» EXERCISE PROMPT
Output solely the number of lines containing the string "mathrm".

(Stored items from a collection)
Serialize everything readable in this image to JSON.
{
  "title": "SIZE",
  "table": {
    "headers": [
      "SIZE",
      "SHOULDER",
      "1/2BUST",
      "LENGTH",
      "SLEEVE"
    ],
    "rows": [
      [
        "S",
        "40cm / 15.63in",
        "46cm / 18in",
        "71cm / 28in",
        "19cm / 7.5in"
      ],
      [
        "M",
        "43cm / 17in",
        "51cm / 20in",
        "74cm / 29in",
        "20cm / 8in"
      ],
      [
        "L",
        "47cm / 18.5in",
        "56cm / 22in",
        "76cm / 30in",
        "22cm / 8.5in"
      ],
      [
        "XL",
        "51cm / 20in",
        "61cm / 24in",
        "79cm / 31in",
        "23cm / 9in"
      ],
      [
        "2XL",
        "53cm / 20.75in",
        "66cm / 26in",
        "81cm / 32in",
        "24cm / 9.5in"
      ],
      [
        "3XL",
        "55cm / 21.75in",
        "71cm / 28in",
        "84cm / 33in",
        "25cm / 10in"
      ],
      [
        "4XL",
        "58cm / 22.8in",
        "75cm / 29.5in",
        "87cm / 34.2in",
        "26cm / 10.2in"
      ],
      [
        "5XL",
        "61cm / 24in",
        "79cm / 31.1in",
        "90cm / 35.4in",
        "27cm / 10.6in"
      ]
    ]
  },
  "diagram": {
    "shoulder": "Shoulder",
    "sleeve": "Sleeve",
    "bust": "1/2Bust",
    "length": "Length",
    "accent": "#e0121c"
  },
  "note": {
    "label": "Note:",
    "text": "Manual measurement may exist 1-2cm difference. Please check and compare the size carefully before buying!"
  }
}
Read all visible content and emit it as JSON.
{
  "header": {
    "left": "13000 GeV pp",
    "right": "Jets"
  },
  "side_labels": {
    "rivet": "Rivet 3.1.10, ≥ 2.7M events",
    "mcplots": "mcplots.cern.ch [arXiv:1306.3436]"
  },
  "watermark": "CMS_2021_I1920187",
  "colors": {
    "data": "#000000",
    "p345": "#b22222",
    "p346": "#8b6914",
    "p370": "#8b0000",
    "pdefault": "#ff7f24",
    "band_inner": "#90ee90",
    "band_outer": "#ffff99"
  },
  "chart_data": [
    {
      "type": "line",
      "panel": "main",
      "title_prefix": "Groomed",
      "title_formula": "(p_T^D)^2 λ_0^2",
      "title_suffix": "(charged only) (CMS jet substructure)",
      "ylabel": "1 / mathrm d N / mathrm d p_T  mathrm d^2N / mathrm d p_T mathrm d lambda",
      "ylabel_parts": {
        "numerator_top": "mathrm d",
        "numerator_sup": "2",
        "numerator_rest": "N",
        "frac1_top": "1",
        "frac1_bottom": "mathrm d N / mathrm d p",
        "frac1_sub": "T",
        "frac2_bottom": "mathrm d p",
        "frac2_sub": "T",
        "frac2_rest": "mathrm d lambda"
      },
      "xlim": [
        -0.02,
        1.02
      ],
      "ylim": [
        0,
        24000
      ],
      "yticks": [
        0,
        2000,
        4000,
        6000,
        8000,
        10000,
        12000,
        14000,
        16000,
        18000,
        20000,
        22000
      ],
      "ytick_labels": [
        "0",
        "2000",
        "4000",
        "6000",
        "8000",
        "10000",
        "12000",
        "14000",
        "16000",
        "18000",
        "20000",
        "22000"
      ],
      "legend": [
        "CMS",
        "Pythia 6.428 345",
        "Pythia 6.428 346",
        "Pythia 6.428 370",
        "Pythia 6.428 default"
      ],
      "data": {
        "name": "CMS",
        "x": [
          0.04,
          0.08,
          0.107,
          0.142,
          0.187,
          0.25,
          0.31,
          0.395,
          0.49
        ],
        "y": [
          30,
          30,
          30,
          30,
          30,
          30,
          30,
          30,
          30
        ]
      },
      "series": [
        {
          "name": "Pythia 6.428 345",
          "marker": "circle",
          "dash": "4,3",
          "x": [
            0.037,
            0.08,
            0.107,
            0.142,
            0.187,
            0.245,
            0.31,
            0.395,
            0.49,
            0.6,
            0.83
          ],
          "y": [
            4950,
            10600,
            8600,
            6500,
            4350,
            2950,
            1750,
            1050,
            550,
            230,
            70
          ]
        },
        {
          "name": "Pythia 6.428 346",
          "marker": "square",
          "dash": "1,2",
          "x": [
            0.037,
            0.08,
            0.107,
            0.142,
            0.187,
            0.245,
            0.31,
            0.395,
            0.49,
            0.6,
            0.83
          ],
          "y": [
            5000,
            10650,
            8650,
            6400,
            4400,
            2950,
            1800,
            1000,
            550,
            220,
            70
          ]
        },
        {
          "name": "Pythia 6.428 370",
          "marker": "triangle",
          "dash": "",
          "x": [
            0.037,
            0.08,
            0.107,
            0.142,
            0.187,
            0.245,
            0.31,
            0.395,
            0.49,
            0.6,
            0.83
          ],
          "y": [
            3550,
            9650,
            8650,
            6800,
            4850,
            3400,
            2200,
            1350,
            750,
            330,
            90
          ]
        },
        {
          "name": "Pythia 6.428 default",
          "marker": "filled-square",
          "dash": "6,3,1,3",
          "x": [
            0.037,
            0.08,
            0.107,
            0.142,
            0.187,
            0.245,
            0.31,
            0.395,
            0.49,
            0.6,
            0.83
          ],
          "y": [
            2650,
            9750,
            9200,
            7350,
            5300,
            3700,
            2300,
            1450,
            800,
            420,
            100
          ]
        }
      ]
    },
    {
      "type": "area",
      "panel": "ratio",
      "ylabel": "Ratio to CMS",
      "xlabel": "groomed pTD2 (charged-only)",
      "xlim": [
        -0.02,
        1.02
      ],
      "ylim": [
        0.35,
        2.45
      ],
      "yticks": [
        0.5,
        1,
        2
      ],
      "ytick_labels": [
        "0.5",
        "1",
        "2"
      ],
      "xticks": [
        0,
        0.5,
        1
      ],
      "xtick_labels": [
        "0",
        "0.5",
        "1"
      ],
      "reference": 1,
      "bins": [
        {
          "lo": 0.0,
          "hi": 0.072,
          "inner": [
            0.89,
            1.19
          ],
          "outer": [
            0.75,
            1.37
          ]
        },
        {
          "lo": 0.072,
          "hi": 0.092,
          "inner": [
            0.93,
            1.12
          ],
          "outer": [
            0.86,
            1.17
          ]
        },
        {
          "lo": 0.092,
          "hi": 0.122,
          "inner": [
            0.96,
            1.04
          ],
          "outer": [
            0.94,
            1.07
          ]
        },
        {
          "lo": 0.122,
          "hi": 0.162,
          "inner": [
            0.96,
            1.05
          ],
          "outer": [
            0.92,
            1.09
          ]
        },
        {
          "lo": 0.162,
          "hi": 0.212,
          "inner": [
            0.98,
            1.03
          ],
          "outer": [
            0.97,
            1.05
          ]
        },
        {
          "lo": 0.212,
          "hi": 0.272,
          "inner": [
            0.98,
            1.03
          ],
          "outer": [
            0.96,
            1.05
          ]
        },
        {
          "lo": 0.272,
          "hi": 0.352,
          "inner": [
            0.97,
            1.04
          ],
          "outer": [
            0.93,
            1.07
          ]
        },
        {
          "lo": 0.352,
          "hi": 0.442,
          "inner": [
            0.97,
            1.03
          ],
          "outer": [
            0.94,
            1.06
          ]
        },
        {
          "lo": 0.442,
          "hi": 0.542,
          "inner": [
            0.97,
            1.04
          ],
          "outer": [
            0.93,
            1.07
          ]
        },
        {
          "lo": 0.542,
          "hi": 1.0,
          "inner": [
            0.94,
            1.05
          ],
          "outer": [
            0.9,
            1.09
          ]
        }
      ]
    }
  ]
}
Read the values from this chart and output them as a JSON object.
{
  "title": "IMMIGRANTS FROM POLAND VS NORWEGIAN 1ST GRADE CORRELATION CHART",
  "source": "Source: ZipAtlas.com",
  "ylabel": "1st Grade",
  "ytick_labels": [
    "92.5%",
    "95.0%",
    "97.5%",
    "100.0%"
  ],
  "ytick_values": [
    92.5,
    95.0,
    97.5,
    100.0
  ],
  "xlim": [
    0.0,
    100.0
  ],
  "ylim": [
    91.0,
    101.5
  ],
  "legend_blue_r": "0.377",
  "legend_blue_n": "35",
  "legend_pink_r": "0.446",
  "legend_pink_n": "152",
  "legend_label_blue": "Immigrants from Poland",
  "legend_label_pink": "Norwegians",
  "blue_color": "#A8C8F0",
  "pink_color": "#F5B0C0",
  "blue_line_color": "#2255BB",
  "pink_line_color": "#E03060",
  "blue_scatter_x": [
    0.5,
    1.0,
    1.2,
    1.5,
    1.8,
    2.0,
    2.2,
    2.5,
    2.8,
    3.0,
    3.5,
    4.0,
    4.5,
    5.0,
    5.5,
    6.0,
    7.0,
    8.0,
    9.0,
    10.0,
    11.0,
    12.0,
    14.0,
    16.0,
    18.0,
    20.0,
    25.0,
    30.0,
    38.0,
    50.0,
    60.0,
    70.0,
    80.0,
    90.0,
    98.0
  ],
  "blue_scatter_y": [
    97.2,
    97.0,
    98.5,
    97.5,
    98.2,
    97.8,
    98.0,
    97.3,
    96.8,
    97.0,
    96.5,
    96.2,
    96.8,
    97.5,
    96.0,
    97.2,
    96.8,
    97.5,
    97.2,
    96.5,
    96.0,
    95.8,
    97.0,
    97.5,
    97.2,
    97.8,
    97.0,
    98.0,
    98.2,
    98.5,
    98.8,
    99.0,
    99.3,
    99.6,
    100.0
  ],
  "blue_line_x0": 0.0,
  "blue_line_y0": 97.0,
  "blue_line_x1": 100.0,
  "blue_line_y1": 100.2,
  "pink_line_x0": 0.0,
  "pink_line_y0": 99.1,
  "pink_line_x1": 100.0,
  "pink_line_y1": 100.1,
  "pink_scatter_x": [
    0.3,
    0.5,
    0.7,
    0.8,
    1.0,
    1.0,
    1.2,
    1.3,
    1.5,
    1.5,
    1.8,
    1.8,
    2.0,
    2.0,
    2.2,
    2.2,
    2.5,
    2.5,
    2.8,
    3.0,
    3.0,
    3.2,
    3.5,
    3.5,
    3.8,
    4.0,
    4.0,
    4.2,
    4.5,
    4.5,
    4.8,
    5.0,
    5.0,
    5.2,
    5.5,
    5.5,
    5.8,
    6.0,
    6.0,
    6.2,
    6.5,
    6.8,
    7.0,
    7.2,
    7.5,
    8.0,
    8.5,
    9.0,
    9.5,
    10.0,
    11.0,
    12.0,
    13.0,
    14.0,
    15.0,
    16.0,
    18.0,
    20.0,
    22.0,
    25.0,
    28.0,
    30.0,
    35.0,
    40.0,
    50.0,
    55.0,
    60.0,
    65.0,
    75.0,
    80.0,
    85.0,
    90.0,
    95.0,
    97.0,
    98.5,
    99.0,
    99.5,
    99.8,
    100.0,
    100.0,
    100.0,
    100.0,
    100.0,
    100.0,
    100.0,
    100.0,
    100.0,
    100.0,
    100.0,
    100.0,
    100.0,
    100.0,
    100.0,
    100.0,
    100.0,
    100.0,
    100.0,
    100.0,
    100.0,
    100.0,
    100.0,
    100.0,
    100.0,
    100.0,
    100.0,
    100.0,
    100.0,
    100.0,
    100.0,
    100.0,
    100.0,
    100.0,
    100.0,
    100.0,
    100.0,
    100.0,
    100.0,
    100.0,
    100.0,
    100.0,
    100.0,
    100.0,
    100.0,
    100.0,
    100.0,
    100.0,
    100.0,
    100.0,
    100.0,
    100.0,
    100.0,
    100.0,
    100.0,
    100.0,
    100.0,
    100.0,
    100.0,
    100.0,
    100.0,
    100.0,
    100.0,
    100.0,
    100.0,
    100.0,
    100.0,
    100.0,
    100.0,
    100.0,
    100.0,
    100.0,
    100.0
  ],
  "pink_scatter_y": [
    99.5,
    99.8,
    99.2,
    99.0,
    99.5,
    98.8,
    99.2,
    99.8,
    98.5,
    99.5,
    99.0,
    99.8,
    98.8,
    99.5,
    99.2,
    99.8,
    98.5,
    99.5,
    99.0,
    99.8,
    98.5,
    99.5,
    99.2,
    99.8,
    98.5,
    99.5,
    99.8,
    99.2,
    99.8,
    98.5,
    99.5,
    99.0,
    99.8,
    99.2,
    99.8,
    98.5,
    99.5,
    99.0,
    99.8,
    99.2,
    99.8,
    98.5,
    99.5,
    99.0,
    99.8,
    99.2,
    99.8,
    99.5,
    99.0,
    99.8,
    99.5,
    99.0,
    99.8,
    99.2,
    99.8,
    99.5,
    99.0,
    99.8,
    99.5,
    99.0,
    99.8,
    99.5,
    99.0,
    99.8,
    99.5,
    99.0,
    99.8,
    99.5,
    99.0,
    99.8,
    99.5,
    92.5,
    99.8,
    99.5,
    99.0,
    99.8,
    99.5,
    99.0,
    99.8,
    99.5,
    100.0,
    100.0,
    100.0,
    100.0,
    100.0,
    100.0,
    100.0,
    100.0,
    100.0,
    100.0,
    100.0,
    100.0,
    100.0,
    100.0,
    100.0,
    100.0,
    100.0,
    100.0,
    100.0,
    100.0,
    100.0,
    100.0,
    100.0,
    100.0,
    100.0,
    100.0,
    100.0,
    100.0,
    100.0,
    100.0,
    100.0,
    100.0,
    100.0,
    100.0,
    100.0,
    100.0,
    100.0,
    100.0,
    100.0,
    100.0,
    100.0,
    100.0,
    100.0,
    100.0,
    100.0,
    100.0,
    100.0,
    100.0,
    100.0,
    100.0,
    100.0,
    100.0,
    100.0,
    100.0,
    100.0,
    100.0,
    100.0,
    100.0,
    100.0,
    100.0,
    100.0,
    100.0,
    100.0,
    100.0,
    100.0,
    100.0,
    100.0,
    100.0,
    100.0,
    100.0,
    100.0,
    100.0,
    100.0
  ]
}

» ANSWER BELOW
5